── SUPPLIED INFORMATION

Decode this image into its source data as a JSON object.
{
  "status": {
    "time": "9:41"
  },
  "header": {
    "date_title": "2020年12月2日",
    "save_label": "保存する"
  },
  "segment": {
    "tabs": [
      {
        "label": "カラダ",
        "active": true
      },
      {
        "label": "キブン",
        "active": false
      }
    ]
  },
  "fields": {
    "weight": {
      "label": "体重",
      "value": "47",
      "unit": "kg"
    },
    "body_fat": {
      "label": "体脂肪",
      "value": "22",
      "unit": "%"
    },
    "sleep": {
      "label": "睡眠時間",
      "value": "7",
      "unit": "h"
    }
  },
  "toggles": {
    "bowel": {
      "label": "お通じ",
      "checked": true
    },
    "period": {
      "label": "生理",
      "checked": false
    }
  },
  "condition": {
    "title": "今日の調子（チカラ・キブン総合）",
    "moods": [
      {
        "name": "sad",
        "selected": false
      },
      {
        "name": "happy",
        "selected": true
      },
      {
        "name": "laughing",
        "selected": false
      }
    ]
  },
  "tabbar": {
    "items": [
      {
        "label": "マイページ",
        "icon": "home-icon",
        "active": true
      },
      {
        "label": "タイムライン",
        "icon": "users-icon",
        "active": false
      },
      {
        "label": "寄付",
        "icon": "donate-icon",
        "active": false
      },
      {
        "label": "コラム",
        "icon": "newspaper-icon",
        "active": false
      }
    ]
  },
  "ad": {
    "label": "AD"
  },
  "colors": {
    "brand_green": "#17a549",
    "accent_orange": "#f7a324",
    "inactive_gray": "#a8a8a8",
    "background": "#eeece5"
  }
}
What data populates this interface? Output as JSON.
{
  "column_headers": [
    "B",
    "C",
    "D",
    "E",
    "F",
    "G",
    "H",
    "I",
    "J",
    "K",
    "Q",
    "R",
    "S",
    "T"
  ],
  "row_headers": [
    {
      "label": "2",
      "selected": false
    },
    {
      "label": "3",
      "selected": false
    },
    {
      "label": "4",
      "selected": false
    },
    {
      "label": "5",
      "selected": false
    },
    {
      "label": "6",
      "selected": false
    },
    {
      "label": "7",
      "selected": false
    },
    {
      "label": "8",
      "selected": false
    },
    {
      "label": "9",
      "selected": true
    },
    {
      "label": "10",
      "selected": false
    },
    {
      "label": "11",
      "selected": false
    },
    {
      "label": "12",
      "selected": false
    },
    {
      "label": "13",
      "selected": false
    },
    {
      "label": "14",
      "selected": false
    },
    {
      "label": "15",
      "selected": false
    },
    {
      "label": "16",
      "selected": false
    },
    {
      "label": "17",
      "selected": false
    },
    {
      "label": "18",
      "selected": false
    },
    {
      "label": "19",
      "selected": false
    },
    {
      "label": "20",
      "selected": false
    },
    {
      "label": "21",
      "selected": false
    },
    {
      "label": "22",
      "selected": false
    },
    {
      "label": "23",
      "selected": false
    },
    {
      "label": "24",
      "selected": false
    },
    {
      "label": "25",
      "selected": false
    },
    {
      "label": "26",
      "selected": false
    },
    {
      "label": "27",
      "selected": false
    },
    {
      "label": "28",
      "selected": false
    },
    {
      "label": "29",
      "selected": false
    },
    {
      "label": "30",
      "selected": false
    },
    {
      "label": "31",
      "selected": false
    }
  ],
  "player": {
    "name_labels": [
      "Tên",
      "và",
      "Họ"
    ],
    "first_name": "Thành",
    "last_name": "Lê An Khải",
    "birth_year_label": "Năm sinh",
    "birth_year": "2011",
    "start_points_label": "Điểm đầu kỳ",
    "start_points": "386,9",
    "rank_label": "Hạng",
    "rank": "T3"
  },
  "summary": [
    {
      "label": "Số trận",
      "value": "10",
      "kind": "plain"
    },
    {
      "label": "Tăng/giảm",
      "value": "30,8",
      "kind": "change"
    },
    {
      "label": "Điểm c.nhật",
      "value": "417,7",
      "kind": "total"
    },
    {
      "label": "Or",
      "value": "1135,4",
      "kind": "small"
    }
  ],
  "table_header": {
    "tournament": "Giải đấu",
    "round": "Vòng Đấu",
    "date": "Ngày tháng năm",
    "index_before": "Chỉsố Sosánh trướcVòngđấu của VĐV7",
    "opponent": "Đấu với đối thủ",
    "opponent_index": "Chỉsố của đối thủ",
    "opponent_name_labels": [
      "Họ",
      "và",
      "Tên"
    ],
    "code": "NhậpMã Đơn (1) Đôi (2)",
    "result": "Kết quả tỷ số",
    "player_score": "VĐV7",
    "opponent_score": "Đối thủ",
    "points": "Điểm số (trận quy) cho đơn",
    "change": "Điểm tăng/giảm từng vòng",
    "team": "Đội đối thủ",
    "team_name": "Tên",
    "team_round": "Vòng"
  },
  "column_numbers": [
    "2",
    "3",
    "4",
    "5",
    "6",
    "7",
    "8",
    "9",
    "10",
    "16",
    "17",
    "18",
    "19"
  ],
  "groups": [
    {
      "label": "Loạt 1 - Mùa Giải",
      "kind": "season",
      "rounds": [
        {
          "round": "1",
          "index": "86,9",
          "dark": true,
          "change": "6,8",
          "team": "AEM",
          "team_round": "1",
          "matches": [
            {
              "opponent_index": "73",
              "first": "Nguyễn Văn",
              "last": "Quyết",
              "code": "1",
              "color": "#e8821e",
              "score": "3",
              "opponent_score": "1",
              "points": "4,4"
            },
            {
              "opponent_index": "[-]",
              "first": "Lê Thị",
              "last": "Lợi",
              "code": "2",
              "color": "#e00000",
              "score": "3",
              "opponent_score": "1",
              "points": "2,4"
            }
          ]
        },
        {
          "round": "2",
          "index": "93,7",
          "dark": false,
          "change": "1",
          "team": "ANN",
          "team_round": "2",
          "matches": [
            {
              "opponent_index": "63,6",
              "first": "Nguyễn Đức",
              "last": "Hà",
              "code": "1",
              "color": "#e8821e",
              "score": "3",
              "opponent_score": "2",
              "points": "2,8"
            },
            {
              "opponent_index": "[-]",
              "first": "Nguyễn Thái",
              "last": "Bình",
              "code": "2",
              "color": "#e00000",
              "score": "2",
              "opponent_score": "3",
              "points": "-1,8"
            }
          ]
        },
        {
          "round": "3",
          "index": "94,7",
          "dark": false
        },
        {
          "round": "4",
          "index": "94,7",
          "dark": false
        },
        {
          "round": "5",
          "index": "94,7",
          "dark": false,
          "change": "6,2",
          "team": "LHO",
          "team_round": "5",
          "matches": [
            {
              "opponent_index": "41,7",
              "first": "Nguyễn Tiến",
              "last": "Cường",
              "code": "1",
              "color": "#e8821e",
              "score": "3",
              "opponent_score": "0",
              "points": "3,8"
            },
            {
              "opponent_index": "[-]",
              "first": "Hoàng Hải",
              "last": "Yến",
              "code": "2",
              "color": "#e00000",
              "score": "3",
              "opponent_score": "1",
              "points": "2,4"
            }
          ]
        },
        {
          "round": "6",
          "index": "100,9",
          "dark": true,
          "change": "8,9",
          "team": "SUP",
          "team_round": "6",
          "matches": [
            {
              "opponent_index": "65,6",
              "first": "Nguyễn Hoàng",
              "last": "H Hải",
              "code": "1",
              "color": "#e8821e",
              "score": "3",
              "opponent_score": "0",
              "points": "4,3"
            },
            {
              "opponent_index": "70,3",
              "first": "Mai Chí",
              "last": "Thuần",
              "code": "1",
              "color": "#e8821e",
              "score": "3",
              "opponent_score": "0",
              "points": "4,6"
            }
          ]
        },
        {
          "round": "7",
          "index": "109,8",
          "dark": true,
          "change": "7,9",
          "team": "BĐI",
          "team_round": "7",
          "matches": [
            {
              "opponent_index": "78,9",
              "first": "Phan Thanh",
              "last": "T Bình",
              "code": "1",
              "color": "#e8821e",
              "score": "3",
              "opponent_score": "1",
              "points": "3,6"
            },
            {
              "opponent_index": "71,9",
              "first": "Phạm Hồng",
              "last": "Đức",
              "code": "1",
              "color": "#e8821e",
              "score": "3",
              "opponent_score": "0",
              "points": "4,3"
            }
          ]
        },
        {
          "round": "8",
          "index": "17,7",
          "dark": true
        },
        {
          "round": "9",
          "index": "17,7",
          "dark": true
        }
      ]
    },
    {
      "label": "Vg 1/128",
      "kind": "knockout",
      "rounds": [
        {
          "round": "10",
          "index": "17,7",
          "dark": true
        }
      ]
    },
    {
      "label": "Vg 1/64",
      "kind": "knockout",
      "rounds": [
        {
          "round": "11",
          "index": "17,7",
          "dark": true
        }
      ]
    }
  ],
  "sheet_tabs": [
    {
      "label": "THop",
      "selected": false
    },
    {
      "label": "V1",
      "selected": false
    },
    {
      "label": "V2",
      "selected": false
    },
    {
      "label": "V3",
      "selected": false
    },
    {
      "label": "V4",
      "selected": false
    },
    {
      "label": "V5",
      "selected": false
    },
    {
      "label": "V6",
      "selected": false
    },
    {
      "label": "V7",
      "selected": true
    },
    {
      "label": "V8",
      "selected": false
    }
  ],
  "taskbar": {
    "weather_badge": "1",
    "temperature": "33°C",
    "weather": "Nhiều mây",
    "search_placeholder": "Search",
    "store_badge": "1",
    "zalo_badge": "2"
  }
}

────

_REQUIREMENT_
Which lines above contain the word "Chỉsố"? Copy each of them.

_ANSWER TO THIS EXERCISE_
    "index_before": "Chỉsố Sosánh trướcVòngđấu của VĐV7",
    "opponent_index": "Chỉsố của đối thủ",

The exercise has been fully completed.